Provided passage:
What Did I Learn? The Following 7 Points:

 
1. Know What’s New and USE IT Before The Competition
Beat the market to new advertising techniques and opportunities by staying in touch with what Facebook is offering next. You’ll be rewarded with lower Cost Per Click (CPC) and decreased Customer Acquisition Costs (CAC). New updates for Facebook business advertisers are posted here: https://www.facebook.com/business/news.

 
2. Keep it Fresh
There’s no set-and-forget here. Customers get bored of seeing the same ads; displaying new images, text, and calls to action will help keep your Click Through Rate (CTR) and engagement levels high. Conduct your own A/B testing on your campaigns; some variations of ads will perform better, so identify them early, boost these winners and cut the losers.

 
3. Dedicate Daily Time
Success with Facebook Ads requires constant monitoring, testing, tweaking, and maintenance. You may even choose to log in throughout the day to pause and/or start new campaigns, based on the optimal advertising time-window of your target customers. To get the best results, this platform needs to be managed daily.

Extracted data entries
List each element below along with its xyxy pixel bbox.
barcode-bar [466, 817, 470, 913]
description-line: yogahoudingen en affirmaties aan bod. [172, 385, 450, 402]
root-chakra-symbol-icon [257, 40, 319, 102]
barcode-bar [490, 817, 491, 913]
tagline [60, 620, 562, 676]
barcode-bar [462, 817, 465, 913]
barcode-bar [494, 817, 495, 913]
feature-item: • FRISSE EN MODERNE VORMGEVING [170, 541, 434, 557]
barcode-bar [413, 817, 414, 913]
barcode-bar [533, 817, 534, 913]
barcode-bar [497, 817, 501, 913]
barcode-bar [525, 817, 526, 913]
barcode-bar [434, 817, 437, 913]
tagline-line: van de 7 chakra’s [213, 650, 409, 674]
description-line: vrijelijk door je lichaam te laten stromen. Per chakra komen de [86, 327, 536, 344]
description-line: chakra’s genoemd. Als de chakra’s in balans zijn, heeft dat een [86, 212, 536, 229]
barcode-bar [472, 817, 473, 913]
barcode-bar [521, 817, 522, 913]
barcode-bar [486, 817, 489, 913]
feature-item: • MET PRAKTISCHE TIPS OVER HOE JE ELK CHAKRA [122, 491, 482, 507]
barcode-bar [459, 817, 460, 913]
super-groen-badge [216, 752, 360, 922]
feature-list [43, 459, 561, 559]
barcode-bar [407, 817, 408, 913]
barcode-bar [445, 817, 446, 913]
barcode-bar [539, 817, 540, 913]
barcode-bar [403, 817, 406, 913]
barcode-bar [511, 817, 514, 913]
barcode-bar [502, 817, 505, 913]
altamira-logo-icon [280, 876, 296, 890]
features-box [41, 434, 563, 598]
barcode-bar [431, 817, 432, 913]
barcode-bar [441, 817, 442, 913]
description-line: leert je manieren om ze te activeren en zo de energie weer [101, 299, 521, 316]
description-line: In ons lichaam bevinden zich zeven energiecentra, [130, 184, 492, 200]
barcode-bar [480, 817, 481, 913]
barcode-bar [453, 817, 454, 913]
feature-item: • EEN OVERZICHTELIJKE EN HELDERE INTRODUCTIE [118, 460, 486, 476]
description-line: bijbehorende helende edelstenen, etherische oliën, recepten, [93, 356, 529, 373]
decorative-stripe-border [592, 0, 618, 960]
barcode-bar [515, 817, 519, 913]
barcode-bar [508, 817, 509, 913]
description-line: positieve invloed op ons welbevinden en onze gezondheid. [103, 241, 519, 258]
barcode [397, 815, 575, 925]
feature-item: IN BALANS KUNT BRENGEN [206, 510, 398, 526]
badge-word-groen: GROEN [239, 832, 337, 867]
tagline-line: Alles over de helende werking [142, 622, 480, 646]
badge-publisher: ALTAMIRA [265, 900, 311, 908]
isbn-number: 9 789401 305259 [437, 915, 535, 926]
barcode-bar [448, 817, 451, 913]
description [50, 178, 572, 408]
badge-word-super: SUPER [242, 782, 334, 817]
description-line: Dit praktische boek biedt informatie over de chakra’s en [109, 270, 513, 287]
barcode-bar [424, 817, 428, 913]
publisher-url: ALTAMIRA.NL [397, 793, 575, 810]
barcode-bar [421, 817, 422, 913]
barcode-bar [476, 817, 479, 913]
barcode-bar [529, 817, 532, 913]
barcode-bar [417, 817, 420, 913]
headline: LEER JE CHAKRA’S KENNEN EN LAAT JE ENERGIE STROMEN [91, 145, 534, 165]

Task goal: From the Facebook advertising passage, list every abbreviation introduced in parentheses along with the full term it stands for.

Response area:
- CPC: Cost Per Click
- CAC: Customer Acquisition Costs
- CTR: Click Through Rate